Work instructions: Omit the pictures, then write out every entry exactly as it reads.

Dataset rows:
+-------+

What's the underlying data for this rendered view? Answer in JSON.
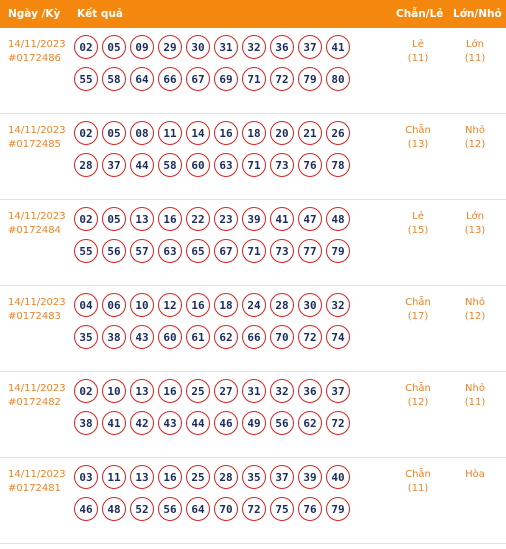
{
  "header": {
    "ky": "Ngày /Kỳ",
    "ket_qua": "Kết quả",
    "chan_le": "Chẵn/Lẻ",
    "lon_nho": "Lớn/Nhỏ"
  },
  "rows": [
    {
      "date": "14/11/2023",
      "draw": "#0172486",
      "balls": [
        "02",
        "05",
        "09",
        "29",
        "30",
        "31",
        "32",
        "36",
        "37",
        "41",
        "55",
        "58",
        "64",
        "66",
        "67",
        "69",
        "71",
        "72",
        "79",
        "80"
      ],
      "chan_le": "Lẻ",
      "chan_le_count": "(11)",
      "lon_nho": "Lớn",
      "lon_nho_count": "(11)"
    },
    {
      "date": "14/11/2023",
      "draw": "#0172485",
      "balls": [
        "02",
        "05",
        "08",
        "11",
        "14",
        "16",
        "18",
        "20",
        "21",
        "26",
        "28",
        "37",
        "44",
        "58",
        "60",
        "63",
        "71",
        "73",
        "76",
        "78"
      ],
      "chan_le": "Chẵn",
      "chan_le_count": "(13)",
      "lon_nho": "Nhỏ",
      "lon_nho_count": "(12)"
    },
    {
      "date": "14/11/2023",
      "draw": "#0172484",
      "balls": [
        "02",
        "05",
        "13",
        "16",
        "22",
        "23",
        "39",
        "41",
        "47",
        "48",
        "55",
        "56",
        "57",
        "63",
        "65",
        "67",
        "71",
        "73",
        "77",
        "79"
      ],
      "chan_le": "Lẻ",
      "chan_le_count": "(15)",
      "lon_nho": "Lớn",
      "lon_nho_count": "(13)"
    },
    {
      "date": "14/11/2023",
      "draw": "#0172483",
      "balls": [
        "04",
        "06",
        "10",
        "12",
        "16",
        "18",
        "24",
        "28",
        "30",
        "32",
        "35",
        "38",
        "43",
        "60",
        "61",
        "62",
        "66",
        "70",
        "72",
        "74"
      ],
      "chan_le": "Chẵn",
      "chan_le_count": "(17)",
      "lon_nho": "Nhỏ",
      "lon_nho_count": "(12)"
    },
    {
      "date": "14/11/2023",
      "draw": "#0172482",
      "balls": [
        "02",
        "10",
        "13",
        "16",
        "25",
        "27",
        "31",
        "32",
        "36",
        "37",
        "38",
        "41",
        "42",
        "43",
        "44",
        "46",
        "49",
        "56",
        "62",
        "72"
      ],
      "chan_le": "Chẵn",
      "chan_le_count": "(12)",
      "lon_nho": "Nhỏ",
      "lon_nho_count": "(11)"
    },
    {
      "date": "14/11/2023",
      "draw": "#0172481",
      "balls": [
        "03",
        "11",
        "13",
        "16",
        "25",
        "28",
        "35",
        "37",
        "39",
        "40",
        "46",
        "48",
        "52",
        "56",
        "64",
        "70",
        "72",
        "75",
        "76",
        "79"
      ],
      "chan_le": "Chẵn",
      "chan_le_count": "(11)",
      "lon_nho": "Hòa",
      "lon_nho_count": ""
    }
  ]
}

+-------+

Reply:
What's the underlying data for this rendered view? Answer in JSON.
{
  "header": {
    "ky": "Ngày /Kỳ",
    "ket_qua": "Kết quả",
    "chan_le": "Chẵn/Lẻ",
    "lon_nho": "Lớn/Nhỏ"
  },
  "rows": [
    {
      "date": "14/11/2023",
      "draw": "#0172486",
      "balls": [
        "02",
        "05",
        "09",
        "29",
        "30",
        "31",
        "32",
        "36",
        "37",
        "41",
        "55",
        "58",
        "64",
        "66",
        "67",
        "69",
        "71",
        "72",
        "79",
        "80"
      ],
      "chan_le": "Lẻ",
      "chan_le_count": "(11)",
      "lon_nho": "Lớn",
      "lon_nho_count": "(11)"
    },
    {
      "date": "14/11/2023",
      "draw": "#0172485",
      "balls": [
        "02",
        "05",
        "08",
        "11",
        "14",
        "16",
        "18",
        "20",
        "21",
        "26",
        "28",
        "37",
        "44",
        "58",
        "60",
        "63",
        "71",
        "73",
        "76",
        "78"
      ],
      "chan_le": "Chẵn",
      "chan_le_count": "(13)",
      "lon_nho": "Nhỏ",
      "lon_nho_count": "(12)"
    },
    {
      "date": "14/11/2023",
      "draw": "#0172484",
      "balls": [
        "02",
        "05",
        "13",
        "16",
        "22",
        "23",
        "39",
        "41",
        "47",
        "48",
        "55",
        "56",
        "57",
        "63",
        "65",
        "67",
        "71",
        "73",
        "77",
        "79"
      ],
      "chan_le": "Lẻ",
      "chan_le_count": "(15)",
      "lon_nho": "Lớn",
      "lon_nho_count": "(13)"
    },
    {
      "date": "14/11/2023",
      "draw": "#0172483",
      "balls": [
        "04",
        "06",
        "10",
        "12",
        "16",
        "18",
        "24",
        "28",
        "30",
        "32",
        "35",
        "38",
        "43",
        "60",
        "61",
        "62",
        "66",
        "70",
        "72",
        "74"
      ],
      "chan_le": "Chẵn",
      "chan_le_count": "(17)",
      "lon_nho": "Nhỏ",
      "lon_nho_count": "(12)"
    },
    {
      "date": "14/11/2023",
      "draw": "#0172482",
      "balls": [
        "02",
        "10",
        "13",
        "16",
        "25",
        "27",
        "31",
        "32",
        "36",
        "37",
        "38",
        "41",
        "42",
        "43",
        "44",
        "46",
        "49",
        "56",
        "62",
        "72"
      ],
      "chan_le": "Chẵn",
      "chan_le_count": "(12)",
      "lon_nho": "Nhỏ",
      "lon_nho_count": "(11)"
    },
    {
      "date": "14/11/2023",
      "draw": "#0172481",
      "balls": [
        "03",
        "11",
        "13",
        "16",
        "25",
        "28",
        "35",
        "37",
        "39",
        "40",
        "46",
        "48",
        "52",
        "56",
        "64",
        "70",
        "72",
        "75",
        "76",
        "79"
      ],
      "chan_le": "Chẵn",
      "chan_le_count": "(11)",
      "lon_nho": "Hòa",
      "lon_nho_count": ""
    }
  ]
}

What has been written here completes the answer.